Count how many lines of the data include "tyle". The answer is that number and nothing else.

== == ==

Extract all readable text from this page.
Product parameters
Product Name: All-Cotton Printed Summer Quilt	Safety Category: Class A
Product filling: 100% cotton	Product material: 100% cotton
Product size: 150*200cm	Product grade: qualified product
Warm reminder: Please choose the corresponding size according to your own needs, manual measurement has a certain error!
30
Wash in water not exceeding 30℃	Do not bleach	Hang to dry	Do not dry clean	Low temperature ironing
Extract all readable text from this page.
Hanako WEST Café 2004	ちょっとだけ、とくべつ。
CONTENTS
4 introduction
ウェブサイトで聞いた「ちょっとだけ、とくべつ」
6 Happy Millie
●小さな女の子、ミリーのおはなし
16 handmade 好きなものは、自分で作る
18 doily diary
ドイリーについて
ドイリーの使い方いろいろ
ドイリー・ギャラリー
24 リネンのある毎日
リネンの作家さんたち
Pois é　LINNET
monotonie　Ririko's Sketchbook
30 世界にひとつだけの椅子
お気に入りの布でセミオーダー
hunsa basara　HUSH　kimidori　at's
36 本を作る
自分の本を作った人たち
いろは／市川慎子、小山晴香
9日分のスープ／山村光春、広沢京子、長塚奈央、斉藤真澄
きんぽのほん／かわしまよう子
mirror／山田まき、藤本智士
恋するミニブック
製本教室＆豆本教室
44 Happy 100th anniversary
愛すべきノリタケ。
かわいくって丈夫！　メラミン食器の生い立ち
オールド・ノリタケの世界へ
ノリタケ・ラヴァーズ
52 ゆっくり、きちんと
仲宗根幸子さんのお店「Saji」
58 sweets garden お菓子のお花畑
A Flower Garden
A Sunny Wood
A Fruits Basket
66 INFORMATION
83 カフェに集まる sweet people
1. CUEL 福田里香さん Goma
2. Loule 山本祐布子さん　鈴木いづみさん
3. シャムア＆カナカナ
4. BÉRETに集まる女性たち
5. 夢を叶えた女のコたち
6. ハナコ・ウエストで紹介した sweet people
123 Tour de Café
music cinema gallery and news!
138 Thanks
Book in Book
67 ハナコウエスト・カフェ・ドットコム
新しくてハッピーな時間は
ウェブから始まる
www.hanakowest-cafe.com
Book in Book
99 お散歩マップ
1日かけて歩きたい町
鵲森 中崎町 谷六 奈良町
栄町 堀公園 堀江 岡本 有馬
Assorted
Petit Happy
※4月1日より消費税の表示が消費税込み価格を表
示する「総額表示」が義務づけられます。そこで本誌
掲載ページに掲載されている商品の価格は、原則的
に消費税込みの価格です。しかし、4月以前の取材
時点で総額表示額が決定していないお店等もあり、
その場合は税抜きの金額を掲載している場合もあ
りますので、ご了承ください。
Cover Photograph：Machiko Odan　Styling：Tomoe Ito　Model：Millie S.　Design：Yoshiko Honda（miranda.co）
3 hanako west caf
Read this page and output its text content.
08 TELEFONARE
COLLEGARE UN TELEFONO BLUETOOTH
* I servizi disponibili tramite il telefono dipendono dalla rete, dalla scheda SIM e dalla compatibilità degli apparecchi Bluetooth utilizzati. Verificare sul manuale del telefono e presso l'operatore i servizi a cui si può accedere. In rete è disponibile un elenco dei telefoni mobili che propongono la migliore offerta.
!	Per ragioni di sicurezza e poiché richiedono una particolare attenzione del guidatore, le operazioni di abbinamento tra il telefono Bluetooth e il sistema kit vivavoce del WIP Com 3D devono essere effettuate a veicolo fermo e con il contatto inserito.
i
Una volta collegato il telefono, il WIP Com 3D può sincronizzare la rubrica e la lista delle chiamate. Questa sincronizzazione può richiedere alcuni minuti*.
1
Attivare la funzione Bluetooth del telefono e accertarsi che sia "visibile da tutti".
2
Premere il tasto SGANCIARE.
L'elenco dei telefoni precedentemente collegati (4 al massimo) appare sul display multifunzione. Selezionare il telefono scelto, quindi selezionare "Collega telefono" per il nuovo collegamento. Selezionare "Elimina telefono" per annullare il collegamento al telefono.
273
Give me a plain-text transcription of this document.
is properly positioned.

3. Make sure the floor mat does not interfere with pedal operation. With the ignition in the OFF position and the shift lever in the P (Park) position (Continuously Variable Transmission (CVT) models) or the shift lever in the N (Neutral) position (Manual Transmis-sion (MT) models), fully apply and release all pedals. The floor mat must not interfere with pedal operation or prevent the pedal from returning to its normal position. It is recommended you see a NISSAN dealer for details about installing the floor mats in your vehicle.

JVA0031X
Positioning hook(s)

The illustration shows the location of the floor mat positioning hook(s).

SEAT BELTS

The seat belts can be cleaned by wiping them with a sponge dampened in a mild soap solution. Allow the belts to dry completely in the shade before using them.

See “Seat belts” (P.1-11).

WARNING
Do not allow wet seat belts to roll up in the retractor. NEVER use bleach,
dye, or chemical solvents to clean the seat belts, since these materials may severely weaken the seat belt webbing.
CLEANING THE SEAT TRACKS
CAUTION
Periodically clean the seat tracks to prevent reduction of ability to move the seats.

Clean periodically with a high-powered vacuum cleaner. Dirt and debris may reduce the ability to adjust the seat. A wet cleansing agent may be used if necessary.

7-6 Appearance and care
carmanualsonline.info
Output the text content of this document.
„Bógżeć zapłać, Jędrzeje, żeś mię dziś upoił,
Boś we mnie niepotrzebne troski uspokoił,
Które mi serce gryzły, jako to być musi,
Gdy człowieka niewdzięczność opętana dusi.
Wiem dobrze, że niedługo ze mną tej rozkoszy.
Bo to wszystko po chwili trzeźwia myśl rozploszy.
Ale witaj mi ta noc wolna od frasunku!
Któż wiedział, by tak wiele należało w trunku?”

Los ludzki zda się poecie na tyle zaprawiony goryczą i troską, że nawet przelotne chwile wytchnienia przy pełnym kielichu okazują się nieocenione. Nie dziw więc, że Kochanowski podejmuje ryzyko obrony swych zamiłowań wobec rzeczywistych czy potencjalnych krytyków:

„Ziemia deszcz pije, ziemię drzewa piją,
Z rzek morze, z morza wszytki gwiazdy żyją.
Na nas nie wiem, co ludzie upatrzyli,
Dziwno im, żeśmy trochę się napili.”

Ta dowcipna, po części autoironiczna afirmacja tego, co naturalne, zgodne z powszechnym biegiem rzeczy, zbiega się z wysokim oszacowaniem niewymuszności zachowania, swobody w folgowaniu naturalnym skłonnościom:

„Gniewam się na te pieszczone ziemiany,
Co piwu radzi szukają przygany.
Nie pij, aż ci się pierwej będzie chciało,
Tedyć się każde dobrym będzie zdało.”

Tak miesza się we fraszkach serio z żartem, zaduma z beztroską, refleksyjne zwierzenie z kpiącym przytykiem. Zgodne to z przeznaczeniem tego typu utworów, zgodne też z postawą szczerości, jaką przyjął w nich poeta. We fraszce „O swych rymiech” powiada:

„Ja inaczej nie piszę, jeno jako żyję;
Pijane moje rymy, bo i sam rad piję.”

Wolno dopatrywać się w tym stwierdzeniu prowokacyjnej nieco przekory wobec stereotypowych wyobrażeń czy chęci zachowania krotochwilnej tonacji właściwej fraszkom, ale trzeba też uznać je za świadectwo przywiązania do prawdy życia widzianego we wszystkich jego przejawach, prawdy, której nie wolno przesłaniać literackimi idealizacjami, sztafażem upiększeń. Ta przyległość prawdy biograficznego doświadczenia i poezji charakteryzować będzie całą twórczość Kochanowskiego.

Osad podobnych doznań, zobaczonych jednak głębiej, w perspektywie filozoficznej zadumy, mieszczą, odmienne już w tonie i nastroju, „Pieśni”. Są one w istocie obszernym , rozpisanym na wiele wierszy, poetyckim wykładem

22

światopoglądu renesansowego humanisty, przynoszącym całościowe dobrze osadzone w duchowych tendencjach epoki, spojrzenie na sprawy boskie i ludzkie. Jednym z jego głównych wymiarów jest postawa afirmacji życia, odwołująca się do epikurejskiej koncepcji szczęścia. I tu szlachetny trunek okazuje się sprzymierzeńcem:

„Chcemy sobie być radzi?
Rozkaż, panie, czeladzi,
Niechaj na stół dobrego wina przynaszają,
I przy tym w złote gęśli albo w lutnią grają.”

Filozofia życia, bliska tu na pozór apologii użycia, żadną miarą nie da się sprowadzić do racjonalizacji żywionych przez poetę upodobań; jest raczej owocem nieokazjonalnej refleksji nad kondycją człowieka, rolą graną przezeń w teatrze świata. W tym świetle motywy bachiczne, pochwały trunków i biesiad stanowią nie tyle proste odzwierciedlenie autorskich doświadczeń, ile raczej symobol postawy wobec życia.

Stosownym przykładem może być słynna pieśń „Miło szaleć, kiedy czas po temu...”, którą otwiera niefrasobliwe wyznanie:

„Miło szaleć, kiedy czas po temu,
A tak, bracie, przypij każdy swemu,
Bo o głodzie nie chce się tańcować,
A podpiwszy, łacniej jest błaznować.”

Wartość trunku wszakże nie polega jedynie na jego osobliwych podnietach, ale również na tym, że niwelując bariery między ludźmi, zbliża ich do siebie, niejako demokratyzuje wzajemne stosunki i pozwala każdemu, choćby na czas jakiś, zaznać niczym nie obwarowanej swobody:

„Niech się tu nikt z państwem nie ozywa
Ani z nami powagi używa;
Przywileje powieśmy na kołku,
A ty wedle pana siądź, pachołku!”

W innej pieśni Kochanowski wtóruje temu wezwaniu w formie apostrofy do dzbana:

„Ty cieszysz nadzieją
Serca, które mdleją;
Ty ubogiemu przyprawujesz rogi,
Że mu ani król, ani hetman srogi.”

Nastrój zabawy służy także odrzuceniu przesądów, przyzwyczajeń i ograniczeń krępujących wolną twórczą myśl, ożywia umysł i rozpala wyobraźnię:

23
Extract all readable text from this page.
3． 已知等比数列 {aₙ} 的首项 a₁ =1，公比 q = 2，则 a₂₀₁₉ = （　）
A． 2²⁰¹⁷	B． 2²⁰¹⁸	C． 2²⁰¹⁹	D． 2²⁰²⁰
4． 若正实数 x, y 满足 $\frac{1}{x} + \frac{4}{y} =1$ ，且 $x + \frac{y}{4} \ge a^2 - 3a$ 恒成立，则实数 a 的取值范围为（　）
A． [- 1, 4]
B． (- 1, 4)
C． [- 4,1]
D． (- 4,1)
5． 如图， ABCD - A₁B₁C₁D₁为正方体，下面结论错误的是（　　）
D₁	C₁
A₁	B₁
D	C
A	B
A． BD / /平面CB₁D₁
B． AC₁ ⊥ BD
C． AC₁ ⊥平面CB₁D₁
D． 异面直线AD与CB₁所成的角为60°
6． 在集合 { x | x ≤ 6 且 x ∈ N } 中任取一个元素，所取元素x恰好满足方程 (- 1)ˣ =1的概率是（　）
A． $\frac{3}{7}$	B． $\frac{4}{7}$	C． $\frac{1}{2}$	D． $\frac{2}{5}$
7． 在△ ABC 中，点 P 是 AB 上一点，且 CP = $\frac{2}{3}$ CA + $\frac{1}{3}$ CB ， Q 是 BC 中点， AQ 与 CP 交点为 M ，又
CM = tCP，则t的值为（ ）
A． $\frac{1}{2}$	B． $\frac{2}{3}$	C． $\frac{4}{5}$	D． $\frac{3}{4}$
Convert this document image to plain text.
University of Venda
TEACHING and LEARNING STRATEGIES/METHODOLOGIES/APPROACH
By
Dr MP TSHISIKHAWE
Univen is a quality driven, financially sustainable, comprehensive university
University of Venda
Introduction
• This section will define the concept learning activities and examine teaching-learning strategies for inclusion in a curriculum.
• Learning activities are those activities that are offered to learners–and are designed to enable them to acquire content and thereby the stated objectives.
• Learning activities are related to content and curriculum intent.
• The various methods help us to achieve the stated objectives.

== == ==

**Answer:** 2